## start Entries supplied
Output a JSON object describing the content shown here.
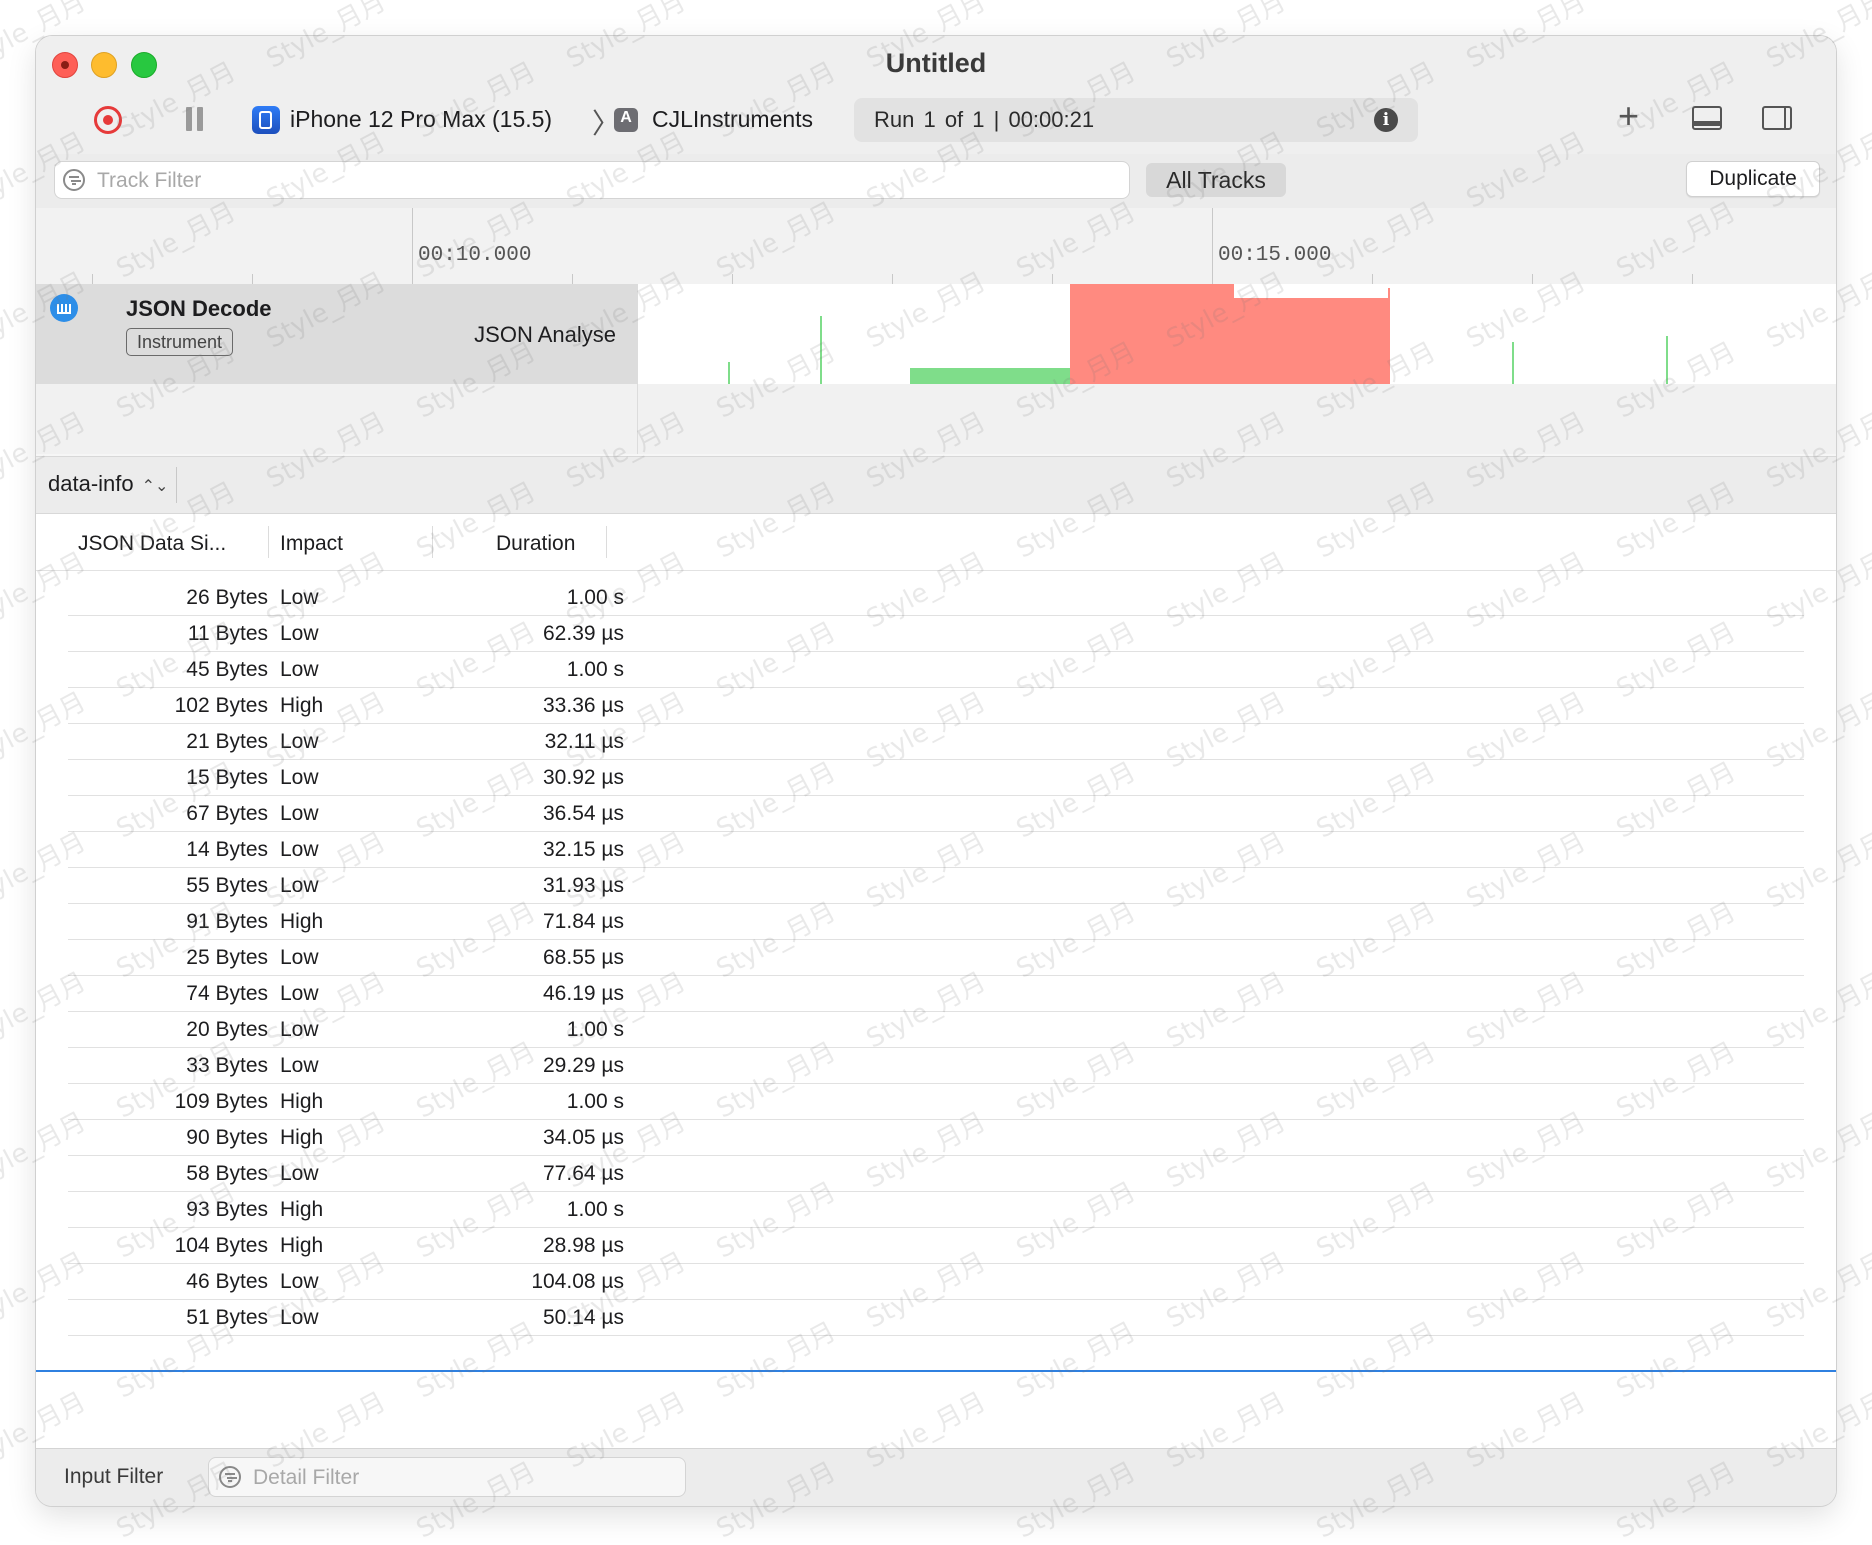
{
  "window": {
    "title": "Untitled"
  },
  "toolbar": {
    "device": "iPhone 12 Pro Max (15.5)",
    "separator": "〉",
    "app": "CJLInstruments",
    "run_info": "Run 1 of 1  |  00:00:21",
    "add_label": "+"
  },
  "filterbar": {
    "track_filter_placeholder": "Track Filter",
    "all_tracks_label": "All Tracks",
    "duplicate_label": "Duplicate"
  },
  "ruler": {
    "labels": [
      "00:10.000",
      "00:15.000"
    ]
  },
  "track": {
    "title": "JSON Decode",
    "badge": "Instrument",
    "subtitle": "JSON Analyse",
    "colors": {
      "low": "#7fdd8a",
      "high": "#ff8a80"
    }
  },
  "detail": {
    "selector": "data-info",
    "selector_icon": "⌃⌄",
    "columns": [
      "JSON Data Si...",
      "Impact",
      "Duration"
    ],
    "rows": [
      {
        "size": "26 Bytes",
        "impact": "Low",
        "duration": "1.00 s"
      },
      {
        "size": "11 Bytes",
        "impact": "Low",
        "duration": "62.39 µs"
      },
      {
        "size": "45 Bytes",
        "impact": "Low",
        "duration": "1.00 s"
      },
      {
        "size": "102 Bytes",
        "impact": "High",
        "duration": "33.36 µs"
      },
      {
        "size": "21 Bytes",
        "impact": "Low",
        "duration": "32.11 µs"
      },
      {
        "size": "15 Bytes",
        "impact": "Low",
        "duration": "30.92 µs"
      },
      {
        "size": "67 Bytes",
        "impact": "Low",
        "duration": "36.54 µs"
      },
      {
        "size": "14 Bytes",
        "impact": "Low",
        "duration": "32.15 µs"
      },
      {
        "size": "55 Bytes",
        "impact": "Low",
        "duration": "31.93 µs"
      },
      {
        "size": "91 Bytes",
        "impact": "High",
        "duration": "71.84 µs"
      },
      {
        "size": "25 Bytes",
        "impact": "Low",
        "duration": "68.55 µs"
      },
      {
        "size": "74 Bytes",
        "impact": "Low",
        "duration": "46.19 µs"
      },
      {
        "size": "20 Bytes",
        "impact": "Low",
        "duration": "1.00 s"
      },
      {
        "size": "33 Bytes",
        "impact": "Low",
        "duration": "29.29 µs"
      },
      {
        "size": "109 Bytes",
        "impact": "High",
        "duration": "1.00 s"
      },
      {
        "size": "90 Bytes",
        "impact": "High",
        "duration": "34.05 µs"
      },
      {
        "size": "58 Bytes",
        "impact": "Low",
        "duration": "77.64 µs"
      },
      {
        "size": "93 Bytes",
        "impact": "High",
        "duration": "1.00 s"
      },
      {
        "size": "104 Bytes",
        "impact": "High",
        "duration": "28.98 µs"
      },
      {
        "size": "46 Bytes",
        "impact": "Low",
        "duration": "104.08 µs"
      },
      {
        "size": "51 Bytes",
        "impact": "Low",
        "duration": "50.14 µs"
      }
    ]
  },
  "bottom": {
    "input_filter_label": "Input Filter",
    "detail_filter_placeholder": "Detail Filter"
  },
  "watermark": "Style_月月",
  "icons": {
    "close": "close-icon",
    "minimize": "minimize-icon",
    "zoom": "zoom-icon",
    "record": "record-icon",
    "pause": "pause-icon",
    "info": "info-icon",
    "add": "plus-icon",
    "bottom_panel": "bottom-panel-icon",
    "right_panel": "right-panel-icon",
    "filter": "filter-icon"
  }
}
## end Entries supplied
- **What is expected**
Transcribe all the data word for word; the images stay out.

- **Task result**
Output a JSON object describing the content shown here.
{
  "window": {
    "title": "Untitled"
  },
  "toolbar": {
    "device": "iPhone 12 Pro Max (15.5)",
    "separator": "〉",
    "app": "CJLInstruments",
    "run_info": "Run 1 of 1  |  00:00:21",
    "add_label": "+"
  },
  "filterbar": {
    "track_filter_placeholder": "Track Filter",
    "all_tracks_label": "All Tracks",
    "duplicate_label": "Duplicate"
  },
  "ruler": {
    "labels": [
      "00:10.000",
      "00:15.000"
    ]
  },
  "track": {
    "title": "JSON Decode",
    "badge": "Instrument",
    "subtitle": "JSON Analyse",
    "colors": {
      "low": "#7fdd8a",
      "high": "#ff8a80"
    }
  },
  "detail": {
    "selector": "data-info",
    "selector_icon": "⌃⌄",
    "columns": [
      "JSON Data Si...",
      "Impact",
      "Duration"
    ],
    "rows": [
      {
        "size": "26 Bytes",
        "impact": "Low",
        "duration": "1.00 s"
      },
      {
        "size": "11 Bytes",
        "impact": "Low",
        "duration": "62.39 µs"
      },
      {
        "size": "45 Bytes",
        "impact": "Low",
        "duration": "1.00 s"
      },
      {
        "size": "102 Bytes",
        "impact": "High",
        "duration": "33.36 µs"
      },
      {
        "size": "21 Bytes",
        "impact": "Low",
        "duration": "32.11 µs"
      },
      {
        "size": "15 Bytes",
        "impact": "Low",
        "duration": "30.92 µs"
      },
      {
        "size": "67 Bytes",
        "impact": "Low",
        "duration": "36.54 µs"
      },
      {
        "size": "14 Bytes",
        "impact": "Low",
        "duration": "32.15 µs"
      },
      {
        "size": "55 Bytes",
        "impact": "Low",
        "duration": "31.93 µs"
      },
      {
        "size": "91 Bytes",
        "impact": "High",
        "duration": "71.84 µs"
      },
      {
        "size": "25 Bytes",
        "impact": "Low",
        "duration": "68.55 µs"
      },
      {
        "size": "74 Bytes",
        "impact": "Low",
        "duration": "46.19 µs"
      },
      {
        "size": "20 Bytes",
        "impact": "Low",
        "duration": "1.00 s"
      },
      {
        "size": "33 Bytes",
        "impact": "Low",
        "duration": "29.29 µs"
      },
      {
        "size": "109 Bytes",
        "impact": "High",
        "duration": "1.00 s"
      },
      {
        "size": "90 Bytes",
        "impact": "High",
        "duration": "34.05 µs"
      },
      {
        "size": "58 Bytes",
        "impact": "Low",
        "duration": "77.64 µs"
      },
      {
        "size": "93 Bytes",
        "impact": "High",
        "duration": "1.00 s"
      },
      {
        "size": "104 Bytes",
        "impact": "High",
        "duration": "28.98 µs"
      },
      {
        "size": "46 Bytes",
        "impact": "Low",
        "duration": "104.08 µs"
      },
      {
        "size": "51 Bytes",
        "impact": "Low",
        "duration": "50.14 µs"
      }
    ]
  },
  "bottom": {
    "input_filter_label": "Input Filter",
    "detail_filter_placeholder": "Detail Filter"
  },
  "watermark": "Style_月月",
  "icons": {
    "close": "close-icon",
    "minimize": "minimize-icon",
    "zoom": "zoom-icon",
    "record": "record-icon",
    "pause": "pause-icon",
    "info": "info-icon",
    "add": "plus-icon",
    "bottom_panel": "bottom-panel-icon",
    "right_panel": "right-panel-icon",
    "filter": "filter-icon"
  }
}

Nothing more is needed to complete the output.